## Exercises
1 - Retype the stretch of the Cyprus bailout article from "The unprecedented writedown" through "the required amount.".
2 - Continue the article on the Cyprus bailout from the point where it stops.

**** Text extract

It would be ironic if Cyprus, one of the smallest countries in Europe with little over a million people and about 0.5 per cent of the total EU economy, were to prove a key inflexion point in the crisis.
Cyprus needs about €10bn (£8.6bn) to recapitalise its banks and a further €7bn to €8bn for general government operations including debt servicing. While small in nominal terms and well within the EU's resources, the amount is large relative to Cyprus's GDP of €18bn.
The package proposed by the EU incorporates: privatisation of state assets; an increase in corporate taxes from 10 per cent to 12.5 per cent; withholding tax on capital income at 28 per cent; and restructuring of existing bank or sovereign debt.
Most controversially, ordinary consumers will face a "tax" on Cypriot bank deposits, amounting to a permanent writedown in the nominal value of their deposits. The deposit levy will be 6.75 per cent on deposits of less than €100,000 (the ceiling for EU deposit insurance) and 9.9 per cent on deposits above that amount. In return, depositors will receive shares in the relevant banks.
The unprecedented writedown of bank deposits, expected to raise about €5.8bn, is motivated by a number of factors:
l International Monetary Fund (IMF) participation requires the debt level to be sustainable. The writedowns cut debt and reduce the size of the required EU bailout to €10bn.
l Cypriot banks have only limited amounts of subordinated or senior unsecured debt. That means a writedown of bondholders would raise less than €2bn, well below the required amount.
l As was the case in the 2012 Greek debt restructuring, the European Central Bank (ECB) and other official lenders are unwilling to take losses on their exposure, requiring the depositors to take a haircut.
l Restructuring the sovereign debt of Cyprus is risky because many of the bonds are governed by English law. Any attempt to restructure these while insulating official creditors from losses would invite litigation.

********
**** Entries shown

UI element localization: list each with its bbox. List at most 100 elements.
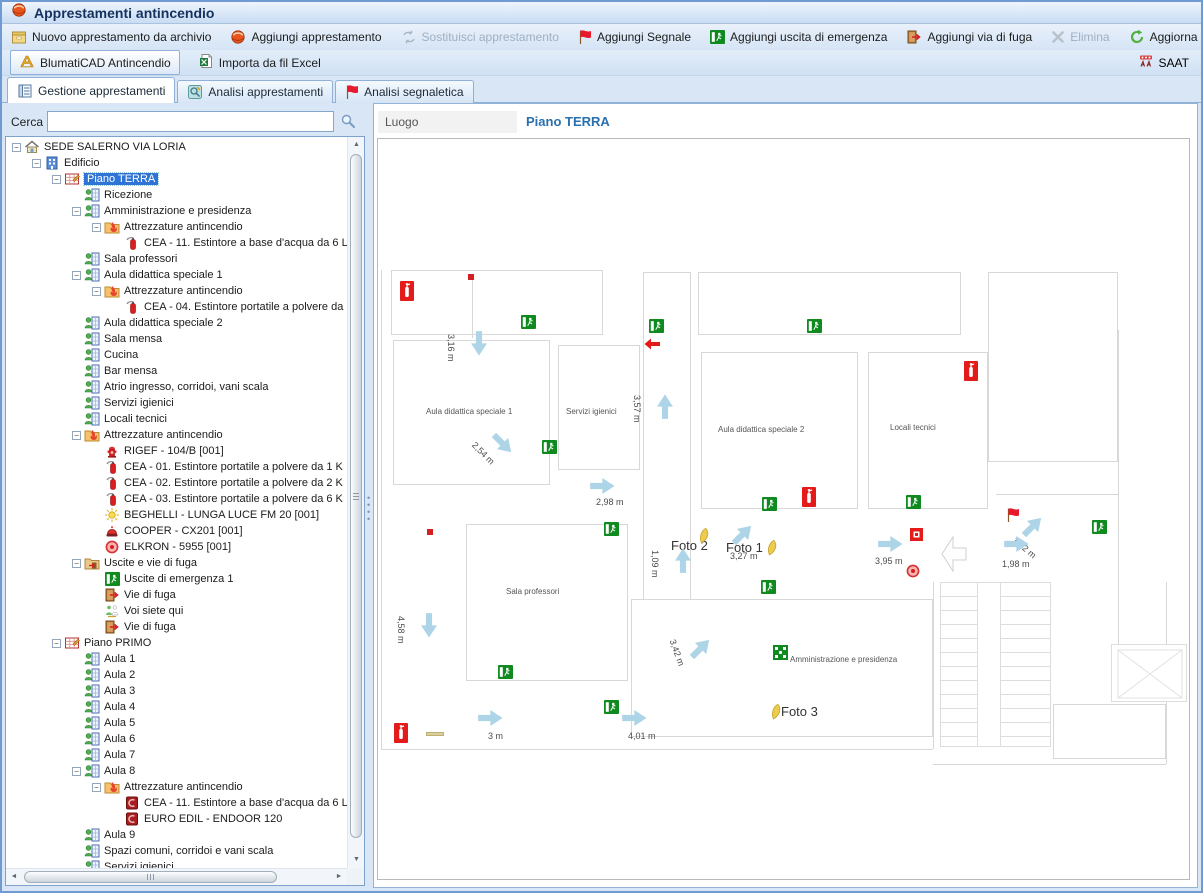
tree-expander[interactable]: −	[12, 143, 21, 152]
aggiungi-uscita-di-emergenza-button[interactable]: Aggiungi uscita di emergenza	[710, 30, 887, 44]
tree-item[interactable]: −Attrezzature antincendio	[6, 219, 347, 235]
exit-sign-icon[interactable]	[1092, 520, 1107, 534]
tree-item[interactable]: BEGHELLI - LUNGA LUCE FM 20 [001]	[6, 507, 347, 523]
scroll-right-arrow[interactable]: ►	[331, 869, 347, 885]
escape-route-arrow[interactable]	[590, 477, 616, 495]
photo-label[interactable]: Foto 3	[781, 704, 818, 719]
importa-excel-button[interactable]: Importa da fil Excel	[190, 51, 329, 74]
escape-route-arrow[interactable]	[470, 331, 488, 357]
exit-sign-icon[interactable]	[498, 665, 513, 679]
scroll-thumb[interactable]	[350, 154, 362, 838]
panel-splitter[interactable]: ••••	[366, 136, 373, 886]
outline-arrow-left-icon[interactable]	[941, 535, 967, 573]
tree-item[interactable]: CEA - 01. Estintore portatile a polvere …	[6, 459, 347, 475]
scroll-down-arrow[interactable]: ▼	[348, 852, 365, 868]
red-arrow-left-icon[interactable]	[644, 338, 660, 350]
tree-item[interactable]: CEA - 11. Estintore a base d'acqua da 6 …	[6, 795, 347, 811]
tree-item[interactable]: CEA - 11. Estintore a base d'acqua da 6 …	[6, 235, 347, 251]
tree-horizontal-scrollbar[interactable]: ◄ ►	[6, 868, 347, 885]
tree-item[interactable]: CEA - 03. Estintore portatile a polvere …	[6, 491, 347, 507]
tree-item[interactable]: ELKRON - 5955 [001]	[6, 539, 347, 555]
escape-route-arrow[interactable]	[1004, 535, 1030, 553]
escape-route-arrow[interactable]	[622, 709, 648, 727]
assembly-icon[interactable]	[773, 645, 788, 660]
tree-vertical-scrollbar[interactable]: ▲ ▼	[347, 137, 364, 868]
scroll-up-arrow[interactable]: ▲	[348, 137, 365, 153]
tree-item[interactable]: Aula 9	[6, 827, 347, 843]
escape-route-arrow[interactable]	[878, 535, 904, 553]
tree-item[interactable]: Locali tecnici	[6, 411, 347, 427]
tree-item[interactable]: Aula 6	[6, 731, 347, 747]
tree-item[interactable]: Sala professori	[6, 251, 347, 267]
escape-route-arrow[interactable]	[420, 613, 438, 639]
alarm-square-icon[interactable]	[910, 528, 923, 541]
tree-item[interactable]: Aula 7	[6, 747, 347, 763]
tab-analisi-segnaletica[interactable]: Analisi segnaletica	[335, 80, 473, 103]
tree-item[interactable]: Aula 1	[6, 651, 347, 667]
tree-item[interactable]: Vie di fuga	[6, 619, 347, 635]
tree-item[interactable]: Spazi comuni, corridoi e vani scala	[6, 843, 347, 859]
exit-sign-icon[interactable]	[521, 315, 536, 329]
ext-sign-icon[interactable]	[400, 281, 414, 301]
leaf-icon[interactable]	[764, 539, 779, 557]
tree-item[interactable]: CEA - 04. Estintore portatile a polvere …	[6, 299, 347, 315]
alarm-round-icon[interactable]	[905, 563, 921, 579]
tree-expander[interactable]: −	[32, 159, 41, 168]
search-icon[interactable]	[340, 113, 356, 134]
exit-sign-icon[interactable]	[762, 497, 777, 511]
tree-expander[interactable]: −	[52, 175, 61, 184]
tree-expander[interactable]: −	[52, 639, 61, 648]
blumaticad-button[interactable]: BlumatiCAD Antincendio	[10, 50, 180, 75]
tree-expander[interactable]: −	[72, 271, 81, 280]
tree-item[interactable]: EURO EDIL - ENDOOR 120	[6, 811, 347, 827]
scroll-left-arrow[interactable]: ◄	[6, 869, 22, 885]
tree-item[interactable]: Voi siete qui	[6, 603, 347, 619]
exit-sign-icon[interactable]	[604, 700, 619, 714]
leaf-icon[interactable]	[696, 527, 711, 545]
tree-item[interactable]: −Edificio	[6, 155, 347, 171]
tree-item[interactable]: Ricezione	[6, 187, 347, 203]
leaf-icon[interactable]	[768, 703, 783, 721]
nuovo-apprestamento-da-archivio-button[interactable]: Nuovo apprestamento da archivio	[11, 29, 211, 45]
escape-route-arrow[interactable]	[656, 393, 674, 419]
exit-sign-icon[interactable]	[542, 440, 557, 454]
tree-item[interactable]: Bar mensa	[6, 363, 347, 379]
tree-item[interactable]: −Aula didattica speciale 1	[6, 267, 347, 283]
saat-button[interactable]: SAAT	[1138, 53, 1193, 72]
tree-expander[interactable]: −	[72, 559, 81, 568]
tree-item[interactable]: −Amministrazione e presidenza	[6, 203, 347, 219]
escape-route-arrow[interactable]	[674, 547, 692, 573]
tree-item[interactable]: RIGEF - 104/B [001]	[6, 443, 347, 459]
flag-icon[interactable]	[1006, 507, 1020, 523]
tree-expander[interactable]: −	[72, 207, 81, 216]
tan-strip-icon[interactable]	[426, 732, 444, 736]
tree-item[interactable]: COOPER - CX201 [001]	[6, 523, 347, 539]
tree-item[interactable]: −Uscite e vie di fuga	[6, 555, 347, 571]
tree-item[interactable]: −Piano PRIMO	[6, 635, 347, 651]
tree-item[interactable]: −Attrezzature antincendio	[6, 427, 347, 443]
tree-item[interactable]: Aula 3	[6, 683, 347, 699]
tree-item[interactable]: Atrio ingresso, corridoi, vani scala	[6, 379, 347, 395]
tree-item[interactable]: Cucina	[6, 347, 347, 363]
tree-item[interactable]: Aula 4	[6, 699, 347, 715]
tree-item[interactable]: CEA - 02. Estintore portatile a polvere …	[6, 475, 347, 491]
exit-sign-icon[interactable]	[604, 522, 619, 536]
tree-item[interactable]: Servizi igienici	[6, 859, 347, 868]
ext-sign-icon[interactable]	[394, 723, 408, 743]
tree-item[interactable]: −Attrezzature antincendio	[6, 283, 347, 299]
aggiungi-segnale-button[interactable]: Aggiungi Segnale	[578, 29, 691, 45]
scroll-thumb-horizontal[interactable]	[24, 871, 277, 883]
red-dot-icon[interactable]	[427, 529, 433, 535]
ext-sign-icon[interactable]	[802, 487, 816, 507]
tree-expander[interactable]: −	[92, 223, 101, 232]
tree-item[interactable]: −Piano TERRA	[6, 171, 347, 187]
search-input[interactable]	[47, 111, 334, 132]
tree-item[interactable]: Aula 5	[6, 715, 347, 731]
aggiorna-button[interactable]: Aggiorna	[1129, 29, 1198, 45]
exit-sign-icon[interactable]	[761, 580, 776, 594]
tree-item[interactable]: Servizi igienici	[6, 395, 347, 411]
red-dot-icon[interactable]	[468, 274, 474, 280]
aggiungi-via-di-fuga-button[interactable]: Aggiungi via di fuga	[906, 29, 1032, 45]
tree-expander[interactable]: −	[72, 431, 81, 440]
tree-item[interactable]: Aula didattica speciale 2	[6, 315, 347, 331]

********
**** Entries shown

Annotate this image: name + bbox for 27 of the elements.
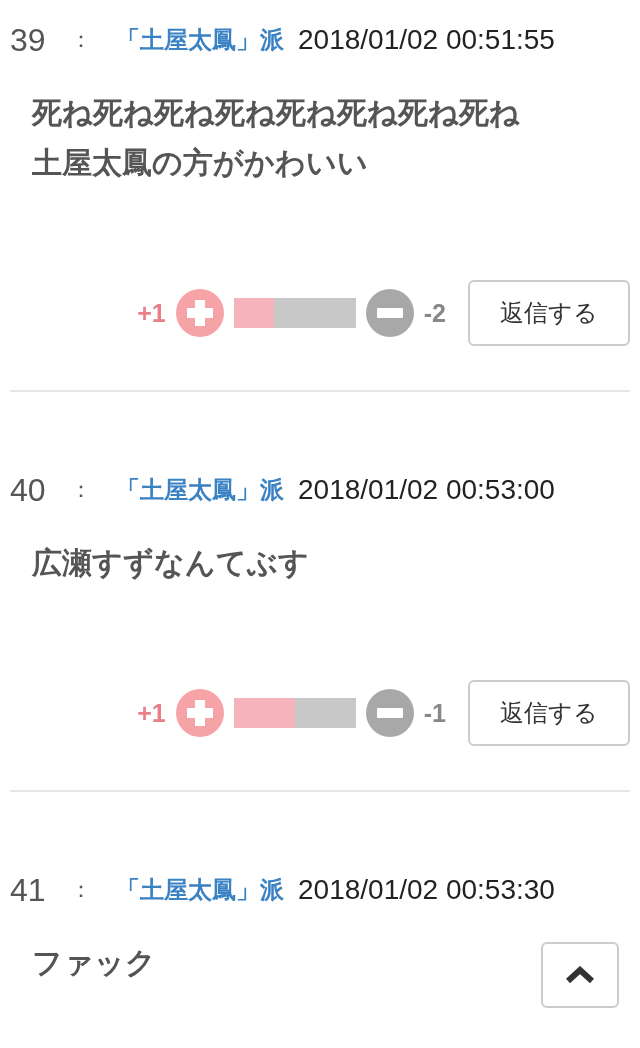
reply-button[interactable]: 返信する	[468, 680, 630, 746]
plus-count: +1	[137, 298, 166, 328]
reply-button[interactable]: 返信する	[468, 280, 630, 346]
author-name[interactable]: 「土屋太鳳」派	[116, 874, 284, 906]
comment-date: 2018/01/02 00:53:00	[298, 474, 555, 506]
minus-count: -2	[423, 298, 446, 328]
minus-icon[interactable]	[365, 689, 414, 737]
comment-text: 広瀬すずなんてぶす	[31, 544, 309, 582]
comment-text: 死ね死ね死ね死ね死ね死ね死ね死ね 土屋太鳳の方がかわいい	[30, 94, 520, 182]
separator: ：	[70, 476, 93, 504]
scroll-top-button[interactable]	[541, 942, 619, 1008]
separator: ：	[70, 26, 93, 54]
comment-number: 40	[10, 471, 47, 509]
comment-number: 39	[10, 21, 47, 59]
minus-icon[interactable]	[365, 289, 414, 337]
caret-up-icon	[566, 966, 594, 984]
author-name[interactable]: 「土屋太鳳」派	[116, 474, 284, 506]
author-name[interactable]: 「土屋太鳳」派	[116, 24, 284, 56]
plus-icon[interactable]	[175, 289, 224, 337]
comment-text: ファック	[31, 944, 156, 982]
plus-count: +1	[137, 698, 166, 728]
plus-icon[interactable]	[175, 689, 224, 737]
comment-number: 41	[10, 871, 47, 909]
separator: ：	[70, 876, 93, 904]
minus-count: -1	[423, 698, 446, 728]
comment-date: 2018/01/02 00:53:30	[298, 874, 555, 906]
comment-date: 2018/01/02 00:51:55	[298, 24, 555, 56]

********

## Expected answers
1 -
The unprecedented writedown of bank deposits, expected to raise about €5.8bn, is motivated by a number of factors:
l International Monetary Fund (IMF) participation requires the debt level to be sustainable. The writedowns cut debt and reduce the size of the required EU bailout to €10bn.
l Cypriot banks have only limited amounts of subordinated or senior unsecured debt. That means a writedown of bondholders would raise less than €2bn, well below the required amount.

2 -
l Germany, Finland and the Netherlands are increasingly concerned about losses on bailout loans. The German Chancellor, Angela Merkel, does not want concern about actual cash losses to German taxpayers to affect her prospects in the September elections.
l Germany wants to prevent any bailout fund flowing to Russian depositors such as oligarchs or organised criminals who have used Cypriot banks to launder money.
Whatever the case in favour of the Cyprus package, it risks significant side-effects.
First, it may trigger capital flight from banks in Greece, Portugal, Ireland, Italy and Spain, based on depositor concerns about a similar loss of capital in any future bailout.
If depositors withdraw funds in significant amounts and capital flight accelerates, the ECB, national central banks and governments will have to intervene, funding affected banks and potentially restricting withdrawals and funds transfers.
Second, the Cyprus deposit tax will make it increasingly difficult for European banks, especially in vulnerable countries, to raise new deposits or issue bonds.
Third, the Cyprus arrangements undermine the credibility of the ECB, the EU and measures announced last year to combat the crisis, which have underpinned the recent relative stability.
After Cyprus, it will be politically difficult for countries such as Italy and Spain to ask for EU and ECB assistance, knowing that if a future debt restructuring is necessary then domestic taxpayers face a loss on their bank deposits.
The EU's much-vaunted banking union was rightly criticised for failing to provide sufficient funds to undertake any required re-capitalisation of banks as well as the lack of a consistent deposit protection scheme across the eurozone. Cyprus highlights these shortcomings.
Fourth, the Cyprus package highlights the increasing reluctance of stronger eurozone economies to support weaker members.
Within Cyprus, the ability of the recently elected government of President Nicos Anastasiades to pass the necessary enabling legislation is unclear, given its lack of a clear parliamentary majority and especially after Mr Anastasiades pledged that he would "never" accept a haircut of deposits as a condition for a bailout.
If Cyprus does not agree, a default is likely and the economy may collapse very rapidly. Businesses would face bankruptcy, many banks would fail and most Cypriots would lose their savings.
Irrespective of the fate of Cyprus, the solution adopted will exacerbate the eurozone crisis. Unfortunately, with each attempt at a resolution, as shown by the proposed Cyprus package, the measures have become the problem rather than a solution.
Satyajit Das is a former banker and author of "Extreme Money" and "Traders Guns & Money"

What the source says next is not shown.